## PROBLEM STATEMENT:
Copy every line of the entries that includes the word "journalière".

## ENTRIES SHOWN:
----
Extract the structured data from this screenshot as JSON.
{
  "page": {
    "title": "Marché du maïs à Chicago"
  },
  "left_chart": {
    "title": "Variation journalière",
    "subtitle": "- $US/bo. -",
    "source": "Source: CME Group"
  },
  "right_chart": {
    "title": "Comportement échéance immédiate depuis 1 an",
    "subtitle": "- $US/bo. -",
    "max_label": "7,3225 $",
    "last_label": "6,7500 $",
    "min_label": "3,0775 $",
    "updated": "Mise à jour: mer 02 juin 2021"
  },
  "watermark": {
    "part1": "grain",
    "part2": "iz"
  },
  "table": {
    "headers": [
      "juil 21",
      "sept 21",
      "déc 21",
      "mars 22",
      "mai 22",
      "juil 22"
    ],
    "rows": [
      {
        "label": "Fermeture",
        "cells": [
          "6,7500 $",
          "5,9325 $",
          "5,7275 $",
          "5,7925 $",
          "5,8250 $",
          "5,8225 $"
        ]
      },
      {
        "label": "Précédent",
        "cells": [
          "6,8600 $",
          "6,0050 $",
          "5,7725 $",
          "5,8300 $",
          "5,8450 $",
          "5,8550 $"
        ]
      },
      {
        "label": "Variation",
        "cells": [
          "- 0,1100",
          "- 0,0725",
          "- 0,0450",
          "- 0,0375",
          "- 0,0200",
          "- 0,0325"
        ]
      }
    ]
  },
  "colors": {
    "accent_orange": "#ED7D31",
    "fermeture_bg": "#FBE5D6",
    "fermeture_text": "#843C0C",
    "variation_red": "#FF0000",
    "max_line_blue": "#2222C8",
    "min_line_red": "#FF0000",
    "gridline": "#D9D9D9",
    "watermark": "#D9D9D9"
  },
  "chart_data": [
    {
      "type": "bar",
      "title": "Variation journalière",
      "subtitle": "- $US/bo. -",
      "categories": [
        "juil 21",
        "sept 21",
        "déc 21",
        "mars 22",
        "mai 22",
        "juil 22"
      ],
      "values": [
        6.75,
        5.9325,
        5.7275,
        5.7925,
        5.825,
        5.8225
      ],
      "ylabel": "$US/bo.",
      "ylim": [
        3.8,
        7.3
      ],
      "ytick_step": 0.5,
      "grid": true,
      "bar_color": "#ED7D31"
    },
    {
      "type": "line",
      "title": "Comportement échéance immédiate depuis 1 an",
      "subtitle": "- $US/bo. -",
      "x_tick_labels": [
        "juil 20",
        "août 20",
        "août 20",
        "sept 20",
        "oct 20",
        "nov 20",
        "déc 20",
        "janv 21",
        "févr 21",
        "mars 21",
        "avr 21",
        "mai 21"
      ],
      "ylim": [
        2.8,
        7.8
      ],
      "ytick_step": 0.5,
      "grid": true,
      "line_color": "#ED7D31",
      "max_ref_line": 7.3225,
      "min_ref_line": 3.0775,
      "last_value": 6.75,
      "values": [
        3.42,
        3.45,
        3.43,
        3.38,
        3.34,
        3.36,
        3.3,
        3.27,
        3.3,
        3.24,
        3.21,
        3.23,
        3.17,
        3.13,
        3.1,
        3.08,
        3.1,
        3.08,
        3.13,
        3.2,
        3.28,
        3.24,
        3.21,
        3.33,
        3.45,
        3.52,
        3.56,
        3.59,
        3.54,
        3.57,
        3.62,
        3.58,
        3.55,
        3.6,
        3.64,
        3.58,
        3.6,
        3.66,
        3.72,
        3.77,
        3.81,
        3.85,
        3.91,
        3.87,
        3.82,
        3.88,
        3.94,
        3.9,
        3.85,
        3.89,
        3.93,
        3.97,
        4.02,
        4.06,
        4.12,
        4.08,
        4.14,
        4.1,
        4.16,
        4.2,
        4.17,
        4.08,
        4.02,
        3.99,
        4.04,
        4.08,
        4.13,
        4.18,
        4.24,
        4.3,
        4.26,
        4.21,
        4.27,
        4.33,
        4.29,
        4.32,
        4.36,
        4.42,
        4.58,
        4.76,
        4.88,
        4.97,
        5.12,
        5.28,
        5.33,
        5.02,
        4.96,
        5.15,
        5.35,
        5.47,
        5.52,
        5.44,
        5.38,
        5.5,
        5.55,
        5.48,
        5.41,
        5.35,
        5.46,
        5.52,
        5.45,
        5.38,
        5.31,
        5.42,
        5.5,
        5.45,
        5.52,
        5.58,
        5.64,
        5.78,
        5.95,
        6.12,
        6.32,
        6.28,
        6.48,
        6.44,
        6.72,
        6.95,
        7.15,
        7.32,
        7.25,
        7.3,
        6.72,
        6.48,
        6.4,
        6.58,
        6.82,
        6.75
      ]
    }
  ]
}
----
## WRITTEN ANSWER:
    "title": "Variation journalière",
      "title": "Variation journalière",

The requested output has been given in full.